Required task
Exactly how many lines have the word "JSON"? Answer with the bare number.

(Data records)
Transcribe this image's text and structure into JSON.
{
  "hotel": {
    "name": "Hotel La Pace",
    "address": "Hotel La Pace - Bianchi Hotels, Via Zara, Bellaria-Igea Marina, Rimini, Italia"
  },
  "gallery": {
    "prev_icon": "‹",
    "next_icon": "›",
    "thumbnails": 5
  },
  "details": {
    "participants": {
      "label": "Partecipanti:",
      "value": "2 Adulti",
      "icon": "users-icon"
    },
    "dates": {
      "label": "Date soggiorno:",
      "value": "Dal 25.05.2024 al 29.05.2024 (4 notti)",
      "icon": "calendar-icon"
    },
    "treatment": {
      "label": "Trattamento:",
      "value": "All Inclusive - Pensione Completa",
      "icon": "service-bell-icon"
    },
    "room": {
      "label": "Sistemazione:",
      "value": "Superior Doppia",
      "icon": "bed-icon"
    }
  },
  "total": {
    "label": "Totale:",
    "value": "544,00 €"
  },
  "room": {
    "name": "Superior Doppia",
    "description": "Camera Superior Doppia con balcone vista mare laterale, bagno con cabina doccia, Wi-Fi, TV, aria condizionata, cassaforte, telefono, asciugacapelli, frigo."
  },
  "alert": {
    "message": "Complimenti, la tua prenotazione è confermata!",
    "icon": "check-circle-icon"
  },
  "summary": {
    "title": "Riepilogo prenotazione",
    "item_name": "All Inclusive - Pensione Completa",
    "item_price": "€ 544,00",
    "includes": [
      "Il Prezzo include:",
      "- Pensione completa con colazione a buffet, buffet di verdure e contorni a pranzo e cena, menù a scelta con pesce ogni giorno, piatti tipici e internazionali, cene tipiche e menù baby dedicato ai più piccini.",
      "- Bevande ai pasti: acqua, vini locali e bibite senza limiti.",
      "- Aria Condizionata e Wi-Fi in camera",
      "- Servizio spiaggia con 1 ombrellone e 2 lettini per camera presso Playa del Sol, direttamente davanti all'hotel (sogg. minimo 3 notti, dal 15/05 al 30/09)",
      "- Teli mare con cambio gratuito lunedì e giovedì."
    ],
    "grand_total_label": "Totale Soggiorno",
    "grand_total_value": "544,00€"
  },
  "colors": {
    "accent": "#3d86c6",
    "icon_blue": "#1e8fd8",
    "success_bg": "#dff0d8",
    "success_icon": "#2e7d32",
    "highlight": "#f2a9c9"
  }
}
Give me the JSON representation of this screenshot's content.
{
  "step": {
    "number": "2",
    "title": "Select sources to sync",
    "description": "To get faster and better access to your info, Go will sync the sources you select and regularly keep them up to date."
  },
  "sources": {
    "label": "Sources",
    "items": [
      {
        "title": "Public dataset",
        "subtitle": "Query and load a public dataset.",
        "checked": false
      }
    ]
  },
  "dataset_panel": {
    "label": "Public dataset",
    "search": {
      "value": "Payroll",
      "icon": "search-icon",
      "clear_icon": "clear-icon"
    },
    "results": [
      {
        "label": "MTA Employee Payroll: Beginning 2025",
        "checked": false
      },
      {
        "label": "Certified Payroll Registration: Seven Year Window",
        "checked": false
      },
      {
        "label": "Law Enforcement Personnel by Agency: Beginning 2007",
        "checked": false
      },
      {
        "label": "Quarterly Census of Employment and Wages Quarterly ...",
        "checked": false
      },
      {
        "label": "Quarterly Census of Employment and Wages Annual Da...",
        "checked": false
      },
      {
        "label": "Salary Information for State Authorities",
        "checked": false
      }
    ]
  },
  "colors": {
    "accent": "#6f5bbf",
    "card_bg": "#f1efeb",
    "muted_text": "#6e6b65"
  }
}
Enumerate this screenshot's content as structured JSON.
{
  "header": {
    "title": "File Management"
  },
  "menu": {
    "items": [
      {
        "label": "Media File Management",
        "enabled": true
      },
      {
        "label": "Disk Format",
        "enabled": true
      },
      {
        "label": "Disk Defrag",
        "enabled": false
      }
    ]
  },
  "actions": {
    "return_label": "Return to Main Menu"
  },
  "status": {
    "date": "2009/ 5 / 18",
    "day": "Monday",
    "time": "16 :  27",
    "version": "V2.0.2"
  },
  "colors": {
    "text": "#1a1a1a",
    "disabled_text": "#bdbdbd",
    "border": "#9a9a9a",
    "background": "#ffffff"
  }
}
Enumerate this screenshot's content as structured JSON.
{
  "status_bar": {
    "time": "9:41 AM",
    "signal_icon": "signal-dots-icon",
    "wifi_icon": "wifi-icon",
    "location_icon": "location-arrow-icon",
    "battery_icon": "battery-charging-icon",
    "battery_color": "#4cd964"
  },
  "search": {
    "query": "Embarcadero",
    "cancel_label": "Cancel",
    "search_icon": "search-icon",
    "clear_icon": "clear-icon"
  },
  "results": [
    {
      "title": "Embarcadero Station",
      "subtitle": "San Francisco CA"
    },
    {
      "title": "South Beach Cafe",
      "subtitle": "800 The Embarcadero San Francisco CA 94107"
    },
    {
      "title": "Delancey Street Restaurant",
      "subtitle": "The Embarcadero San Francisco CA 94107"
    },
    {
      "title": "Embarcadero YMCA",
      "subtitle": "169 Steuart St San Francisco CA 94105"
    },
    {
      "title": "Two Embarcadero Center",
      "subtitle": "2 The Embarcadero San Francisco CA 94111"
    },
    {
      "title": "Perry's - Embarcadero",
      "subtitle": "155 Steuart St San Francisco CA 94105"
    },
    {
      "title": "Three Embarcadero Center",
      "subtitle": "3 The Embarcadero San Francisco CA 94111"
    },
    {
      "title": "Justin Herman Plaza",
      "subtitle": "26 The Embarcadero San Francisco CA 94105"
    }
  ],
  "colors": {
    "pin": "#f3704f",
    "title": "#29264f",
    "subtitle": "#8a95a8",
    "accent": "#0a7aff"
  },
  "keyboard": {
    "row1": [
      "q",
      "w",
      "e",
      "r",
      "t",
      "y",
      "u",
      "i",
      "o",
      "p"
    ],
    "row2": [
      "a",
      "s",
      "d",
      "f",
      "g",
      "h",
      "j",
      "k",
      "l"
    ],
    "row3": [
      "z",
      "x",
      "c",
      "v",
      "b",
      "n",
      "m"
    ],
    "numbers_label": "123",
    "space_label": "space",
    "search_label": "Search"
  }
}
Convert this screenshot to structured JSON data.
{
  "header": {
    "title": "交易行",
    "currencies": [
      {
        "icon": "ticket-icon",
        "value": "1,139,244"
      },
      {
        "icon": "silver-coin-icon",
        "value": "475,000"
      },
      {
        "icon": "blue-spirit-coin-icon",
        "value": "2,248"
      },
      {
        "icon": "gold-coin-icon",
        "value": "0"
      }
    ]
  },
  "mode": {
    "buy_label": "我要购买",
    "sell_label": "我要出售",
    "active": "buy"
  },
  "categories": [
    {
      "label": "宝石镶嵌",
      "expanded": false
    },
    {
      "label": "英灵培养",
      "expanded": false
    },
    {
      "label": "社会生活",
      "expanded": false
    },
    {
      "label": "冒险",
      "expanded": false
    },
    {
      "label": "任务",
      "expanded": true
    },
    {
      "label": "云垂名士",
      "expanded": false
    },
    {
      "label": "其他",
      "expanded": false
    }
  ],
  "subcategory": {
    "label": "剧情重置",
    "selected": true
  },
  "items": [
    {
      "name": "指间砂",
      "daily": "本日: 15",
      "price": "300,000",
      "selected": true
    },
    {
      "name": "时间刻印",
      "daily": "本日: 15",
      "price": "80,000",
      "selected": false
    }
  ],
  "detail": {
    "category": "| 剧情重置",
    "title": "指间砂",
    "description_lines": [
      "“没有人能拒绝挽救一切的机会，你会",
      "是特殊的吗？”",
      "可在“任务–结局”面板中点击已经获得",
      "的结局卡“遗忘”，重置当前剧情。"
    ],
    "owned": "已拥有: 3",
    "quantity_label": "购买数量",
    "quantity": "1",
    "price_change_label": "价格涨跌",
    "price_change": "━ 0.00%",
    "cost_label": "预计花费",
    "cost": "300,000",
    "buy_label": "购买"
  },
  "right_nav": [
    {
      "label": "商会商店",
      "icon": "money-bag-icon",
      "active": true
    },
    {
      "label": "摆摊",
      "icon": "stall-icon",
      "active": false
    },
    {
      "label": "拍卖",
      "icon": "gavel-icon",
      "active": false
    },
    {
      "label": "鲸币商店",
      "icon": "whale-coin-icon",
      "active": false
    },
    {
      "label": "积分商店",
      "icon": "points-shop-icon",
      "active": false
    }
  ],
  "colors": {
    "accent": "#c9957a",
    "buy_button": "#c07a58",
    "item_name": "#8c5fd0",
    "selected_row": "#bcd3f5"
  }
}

The reply
5